** BEGIN PROVIDED DATA **

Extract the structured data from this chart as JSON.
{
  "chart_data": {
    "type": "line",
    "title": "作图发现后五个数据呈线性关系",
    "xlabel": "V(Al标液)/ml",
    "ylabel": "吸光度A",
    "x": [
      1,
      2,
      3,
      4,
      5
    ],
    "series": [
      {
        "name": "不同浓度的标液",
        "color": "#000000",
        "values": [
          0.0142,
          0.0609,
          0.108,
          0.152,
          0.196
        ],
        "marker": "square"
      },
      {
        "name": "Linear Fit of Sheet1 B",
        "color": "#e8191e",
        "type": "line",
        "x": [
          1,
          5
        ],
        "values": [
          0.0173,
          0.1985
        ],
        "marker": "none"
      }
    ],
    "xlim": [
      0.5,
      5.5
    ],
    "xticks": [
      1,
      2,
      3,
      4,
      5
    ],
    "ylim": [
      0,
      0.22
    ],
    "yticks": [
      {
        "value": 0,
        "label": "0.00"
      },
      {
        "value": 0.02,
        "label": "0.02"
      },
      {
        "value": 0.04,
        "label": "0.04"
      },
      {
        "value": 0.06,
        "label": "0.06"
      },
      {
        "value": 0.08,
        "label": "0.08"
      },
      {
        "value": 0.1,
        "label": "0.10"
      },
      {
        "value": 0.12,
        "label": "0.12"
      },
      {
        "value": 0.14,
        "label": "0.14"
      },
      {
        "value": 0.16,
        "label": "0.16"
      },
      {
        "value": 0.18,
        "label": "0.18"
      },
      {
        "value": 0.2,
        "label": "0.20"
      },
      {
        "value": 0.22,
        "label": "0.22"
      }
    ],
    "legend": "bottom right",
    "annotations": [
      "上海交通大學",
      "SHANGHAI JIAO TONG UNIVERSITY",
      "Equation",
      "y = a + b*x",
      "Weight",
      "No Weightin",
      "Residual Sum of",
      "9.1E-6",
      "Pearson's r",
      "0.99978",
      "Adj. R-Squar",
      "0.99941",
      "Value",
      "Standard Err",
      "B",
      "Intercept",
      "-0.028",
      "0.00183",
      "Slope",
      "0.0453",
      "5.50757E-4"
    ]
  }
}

** END PROVIDED DATA **

Your task is to transcribe the listing above in full, exactly as given.

CORRECT RESULT:
Extract the structured data from this chart as JSON.
{
  "chart_data": {
    "type": "line",
    "title": "作图发现后五个数据呈线性关系",
    "xlabel": "V(Al标液)/ml",
    "ylabel": "吸光度A",
    "x": [
      1,
      2,
      3,
      4,
      5
    ],
    "series": [
      {
        "name": "不同浓度的标液",
        "color": "#000000",
        "values": [
          0.0142,
          0.0609,
          0.108,
          0.152,
          0.196
        ],
        "marker": "square"
      },
      {
        "name": "Linear Fit of Sheet1 B",
        "color": "#e8191e",
        "type": "line",
        "x": [
          1,
          5
        ],
        "values": [
          0.0173,
          0.1985
        ],
        "marker": "none"
      }
    ],
    "xlim": [
      0.5,
      5.5
    ],
    "xticks": [
      1,
      2,
      3,
      4,
      5
    ],
    "ylim": [
      0,
      0.22
    ],
    "yticks": [
      {
        "value": 0,
        "label": "0.00"
      },
      {
        "value": 0.02,
        "label": "0.02"
      },
      {
        "value": 0.04,
        "label": "0.04"
      },
      {
        "value": 0.06,
        "label": "0.06"
      },
      {
        "value": 0.08,
        "label": "0.08"
      },
      {
        "value": 0.1,
        "label": "0.10"
      },
      {
        "value": 0.12,
        "label": "0.12"
      },
      {
        "value": 0.14,
        "label": "0.14"
      },
      {
        "value": 0.16,
        "label": "0.16"
      },
      {
        "value": 0.18,
        "label": "0.18"
      },
      {
        "value": 0.2,
        "label": "0.20"
      },
      {
        "value": 0.22,
        "label": "0.22"
      }
    ],
    "legend": "bottom right",
    "annotations": [
      "上海交通大學",
      "SHANGHAI JIAO TONG UNIVERSITY",
      "Equation",
      "y = a + b*x",
      "Weight",
      "No Weightin",
      "Residual Sum of",
      "9.1E-6",
      "Pearson's r",
      "0.99978",
      "Adj. R-Squar",
      "0.99941",
      "Value",
      "Standard Err",
      "B",
      "Intercept",
      "-0.028",
      "0.00183",
      "Slope",
      "0.0453",
      "5.50757E-4"
    ]
  }
}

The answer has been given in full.